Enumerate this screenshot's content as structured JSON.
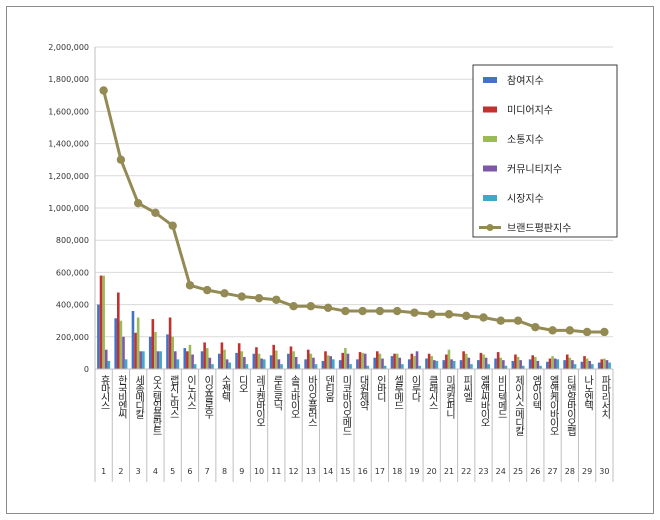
{
  "chart_data": {
    "type": "bar",
    "title": "",
    "xlabel": "",
    "ylabel": "",
    "ylim": [
      0,
      2000000
    ],
    "yticks": [
      0,
      200000,
      400000,
      600000,
      800000,
      1000000,
      1200000,
      1400000,
      1600000,
      1800000,
      2000000
    ],
    "ytick_labels": [
      "0",
      "200,000",
      "400,000",
      "600,000",
      "800,000",
      "1,000,000",
      "1,200,000",
      "1,400,000",
      "1,600,000",
      "1,800,000",
      "2,000,000"
    ],
    "grid": true,
    "legend_position": "top-right",
    "categories": [
      "휴마시스",
      "한국비엔씨",
      "세종메디칼",
      "오스템임플란트",
      "랩지노믹스",
      "이노시스",
      "이오플로우",
      "수젠텍",
      "디오",
      "레고켐바이오",
      "루트로닉",
      "솔고바이오",
      "바이오플러스",
      "덴티움",
      "미코바이오메드",
      "대원제약",
      "인바디",
      "셀루메드",
      "이루다",
      "클래시스",
      "미래컴퍼니",
      "피씨엘",
      "엘앤씨바이오",
      "비디텍메드",
      "제이시스메디칼",
      "엠아이텍",
      "엘앤케이바이오",
      "티앤알바이오팹",
      "나노엔텍",
      "파마리서치"
    ],
    "category_numbers": [
      "1",
      "2",
      "3",
      "4",
      "5",
      "6",
      "7",
      "8",
      "9",
      "10",
      "11",
      "12",
      "13",
      "14",
      "15",
      "16",
      "17",
      "18",
      "19",
      "20",
      "21",
      "22",
      "23",
      "24",
      "25",
      "26",
      "27",
      "28",
      "29",
      "30"
    ],
    "series": [
      {
        "name": "참여지수",
        "kind": "bar",
        "color": "#4472c4",
        "values": [
          400000,
          315000,
          360000,
          200000,
          215000,
          130000,
          110000,
          95000,
          100000,
          95000,
          85000,
          95000,
          60000,
          50000,
          55000,
          60000,
          70000,
          80000,
          60000,
          65000,
          55000,
          55000,
          55000,
          65000,
          50000,
          60000,
          45000,
          55000,
          45000,
          40000
        ]
      },
      {
        "name": "미디어지수",
        "kind": "bar",
        "color": "#c0312f",
        "values": [
          580000,
          475000,
          225000,
          310000,
          320000,
          110000,
          165000,
          165000,
          160000,
          135000,
          150000,
          140000,
          120000,
          110000,
          100000,
          105000,
          110000,
          95000,
          95000,
          95000,
          90000,
          110000,
          100000,
          105000,
          90000,
          85000,
          65000,
          90000,
          80000,
          60000
        ]
      },
      {
        "name": "소통지수",
        "kind": "bar",
        "color": "#9bbb59",
        "values": [
          580000,
          300000,
          320000,
          230000,
          200000,
          150000,
          130000,
          120000,
          110000,
          95000,
          115000,
          110000,
          95000,
          85000,
          130000,
          100000,
          95000,
          95000,
          80000,
          80000,
          120000,
          95000,
          90000,
          70000,
          75000,
          75000,
          80000,
          70000,
          65000,
          65000
        ]
      },
      {
        "name": "커뮤니티지수",
        "kind": "bar",
        "color": "#7e57a8",
        "values": [
          120000,
          200000,
          110000,
          110000,
          110000,
          90000,
          70000,
          60000,
          75000,
          65000,
          60000,
          75000,
          70000,
          80000,
          95000,
          95000,
          65000,
          70000,
          110000,
          55000,
          60000,
          70000,
          70000,
          55000,
          55000,
          50000,
          65000,
          55000,
          50000,
          55000
        ]
      },
      {
        "name": "시장지수",
        "kind": "bar",
        "color": "#3fa8c6",
        "values": [
          50000,
          60000,
          110000,
          110000,
          60000,
          30000,
          30000,
          40000,
          30000,
          60000,
          30000,
          30000,
          30000,
          60000,
          30000,
          20000,
          20000,
          30000,
          20000,
          50000,
          50000,
          30000,
          30000,
          20000,
          20000,
          20000,
          60000,
          30000,
          30000,
          40000
        ]
      },
      {
        "name": "브랜드평판지수",
        "kind": "line",
        "color": "#948a54",
        "values": [
          1730000,
          1300000,
          1030000,
          970000,
          890000,
          520000,
          490000,
          470000,
          450000,
          440000,
          430000,
          390000,
          390000,
          380000,
          360000,
          360000,
          360000,
          360000,
          350000,
          340000,
          340000,
          330000,
          320000,
          300000,
          300000,
          260000,
          240000,
          240000,
          230000,
          230000
        ]
      }
    ]
  }
}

---+---

_Exercise directions_: Of the lines in this material, state how many hold the string "name". Write no other words.

_Completed exercise_: 6